(Items listed in a dataset)
==============================

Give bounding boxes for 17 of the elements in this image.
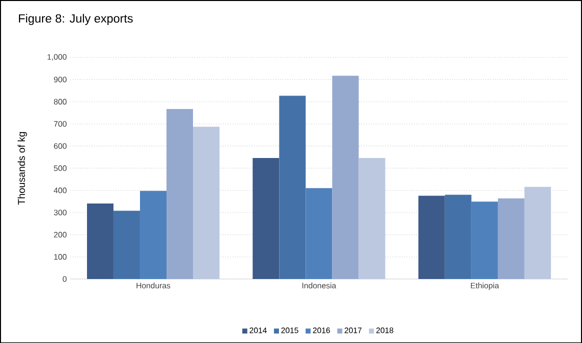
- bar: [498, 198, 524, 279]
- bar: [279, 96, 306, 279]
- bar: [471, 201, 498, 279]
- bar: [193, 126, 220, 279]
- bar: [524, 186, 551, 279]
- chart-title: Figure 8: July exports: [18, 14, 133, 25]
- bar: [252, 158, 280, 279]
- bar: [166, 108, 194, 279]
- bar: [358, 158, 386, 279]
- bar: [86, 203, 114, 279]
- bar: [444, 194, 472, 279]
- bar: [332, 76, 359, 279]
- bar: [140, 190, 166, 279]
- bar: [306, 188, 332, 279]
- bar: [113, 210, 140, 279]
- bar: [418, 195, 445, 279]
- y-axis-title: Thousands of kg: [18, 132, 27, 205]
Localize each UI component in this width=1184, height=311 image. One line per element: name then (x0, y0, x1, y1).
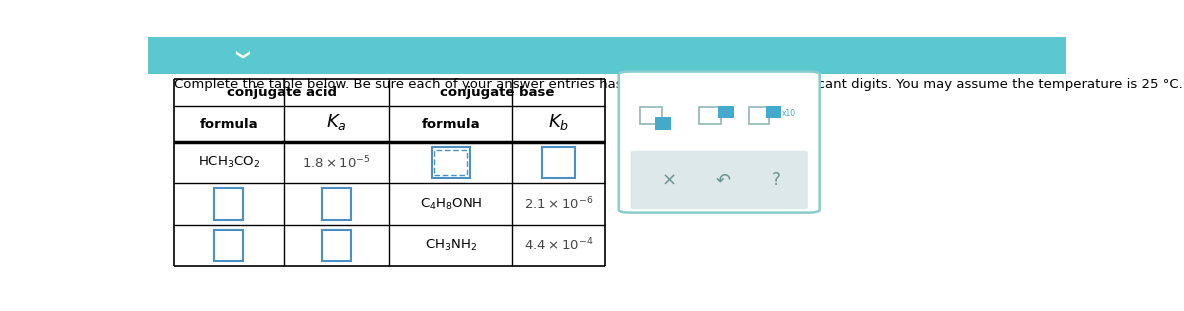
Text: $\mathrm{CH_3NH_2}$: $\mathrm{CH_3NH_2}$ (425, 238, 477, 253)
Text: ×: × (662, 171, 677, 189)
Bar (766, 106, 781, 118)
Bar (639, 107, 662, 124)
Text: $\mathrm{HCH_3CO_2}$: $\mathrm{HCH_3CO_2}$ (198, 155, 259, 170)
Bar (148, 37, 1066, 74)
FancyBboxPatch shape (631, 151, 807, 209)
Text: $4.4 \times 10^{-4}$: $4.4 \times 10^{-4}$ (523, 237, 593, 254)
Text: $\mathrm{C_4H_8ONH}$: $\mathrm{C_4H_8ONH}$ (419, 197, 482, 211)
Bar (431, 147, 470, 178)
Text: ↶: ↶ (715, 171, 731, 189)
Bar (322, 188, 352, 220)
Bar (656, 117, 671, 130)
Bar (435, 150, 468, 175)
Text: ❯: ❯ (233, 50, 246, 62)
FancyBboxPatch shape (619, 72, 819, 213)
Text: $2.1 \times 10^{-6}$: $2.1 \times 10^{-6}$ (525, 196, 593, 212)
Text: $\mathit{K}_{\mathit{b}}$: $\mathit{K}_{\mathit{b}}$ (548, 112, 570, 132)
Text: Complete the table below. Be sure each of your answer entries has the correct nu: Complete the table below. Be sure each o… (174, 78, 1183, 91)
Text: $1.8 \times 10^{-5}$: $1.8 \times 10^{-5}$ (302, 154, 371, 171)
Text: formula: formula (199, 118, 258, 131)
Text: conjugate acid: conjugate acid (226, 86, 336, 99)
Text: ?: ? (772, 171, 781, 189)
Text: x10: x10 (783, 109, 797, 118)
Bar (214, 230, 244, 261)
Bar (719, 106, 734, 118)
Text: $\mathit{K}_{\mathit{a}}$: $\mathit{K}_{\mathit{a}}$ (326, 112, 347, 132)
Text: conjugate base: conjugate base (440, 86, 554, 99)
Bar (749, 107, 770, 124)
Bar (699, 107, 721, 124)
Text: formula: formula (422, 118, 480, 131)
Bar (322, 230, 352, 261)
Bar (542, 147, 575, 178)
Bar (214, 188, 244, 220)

==============================

### Stated exercise
Rewrite the records above with "FancyBboxPatch shape" renamed to "Rounded box" wherever it occurs, keeping every other line unchanged. Leave out the pictures.

### Task response
Give bounding boxes for 17 of the elements in this image.
- bar: [498, 198, 524, 279]
- bar: [279, 96, 306, 279]
- bar: [471, 201, 498, 279]
- bar: [193, 126, 220, 279]
- bar: [524, 186, 551, 279]
- chart-title: Figure 8: July exports: [18, 14, 133, 25]
- bar: [252, 158, 280, 279]
- bar: [166, 108, 194, 279]
- bar: [358, 158, 386, 279]
- bar: [86, 203, 114, 279]
- bar: [444, 194, 472, 279]
- bar: [332, 76, 359, 279]
- bar: [140, 190, 166, 279]
- bar: [306, 188, 332, 279]
- bar: [113, 210, 140, 279]
- bar: [418, 195, 445, 279]
- y-axis-title: Thousands of kg: [18, 132, 27, 205]
Localize each UI component in this width=1184, height=311 image. One line per element: name then (x0, y0, x1, y1).
Text: $\mathrm{CH_3NH_2}$: $\mathrm{CH_3NH_2}$ (425, 238, 477, 253)
Text: ×: × (662, 171, 677, 189)
Bar (766, 106, 781, 118)
Bar (639, 107, 662, 124)
Text: $\mathrm{HCH_3CO_2}$: $\mathrm{HCH_3CO_2}$ (198, 155, 259, 170)
Bar (148, 37, 1066, 74)
Rounded box (631, 151, 807, 209)
Text: $4.4 \times 10^{-4}$: $4.4 \times 10^{-4}$ (523, 237, 593, 254)
Text: $\mathrm{C_4H_8ONH}$: $\mathrm{C_4H_8ONH}$ (419, 197, 482, 211)
Bar (431, 147, 470, 178)
Text: ↶: ↶ (715, 171, 731, 189)
Bar (322, 188, 352, 220)
Bar (656, 117, 671, 130)
Bar (435, 150, 468, 175)
Text: ❯: ❯ (233, 50, 246, 62)
Rounded box (619, 72, 819, 213)
Text: $2.1 \times 10^{-6}$: $2.1 \times 10^{-6}$ (525, 196, 593, 212)
Text: $\mathit{K}_{\mathit{b}}$: $\mathit{K}_{\mathit{b}}$ (548, 112, 570, 132)
Text: Complete the table below. Be sure each of your answer entries has the correct nu: Complete the table below. Be sure each o… (174, 78, 1183, 91)
Text: $1.8 \times 10^{-5}$: $1.8 \times 10^{-5}$ (302, 154, 371, 171)
Text: formula: formula (199, 118, 258, 131)
Text: conjugate acid: conjugate acid (226, 86, 336, 99)
Text: ?: ? (772, 171, 781, 189)
Text: x10: x10 (783, 109, 797, 118)
Bar (214, 230, 244, 261)
Bar (719, 106, 734, 118)
Text: $\mathit{K}_{\mathit{a}}$: $\mathit{K}_{\mathit{a}}$ (326, 112, 347, 132)
Text: conjugate base: conjugate base (440, 86, 554, 99)
Bar (749, 107, 770, 124)
Bar (699, 107, 721, 124)
Text: formula: formula (422, 118, 480, 131)
Bar (322, 230, 352, 261)
Bar (542, 147, 575, 178)
Bar (214, 188, 244, 220)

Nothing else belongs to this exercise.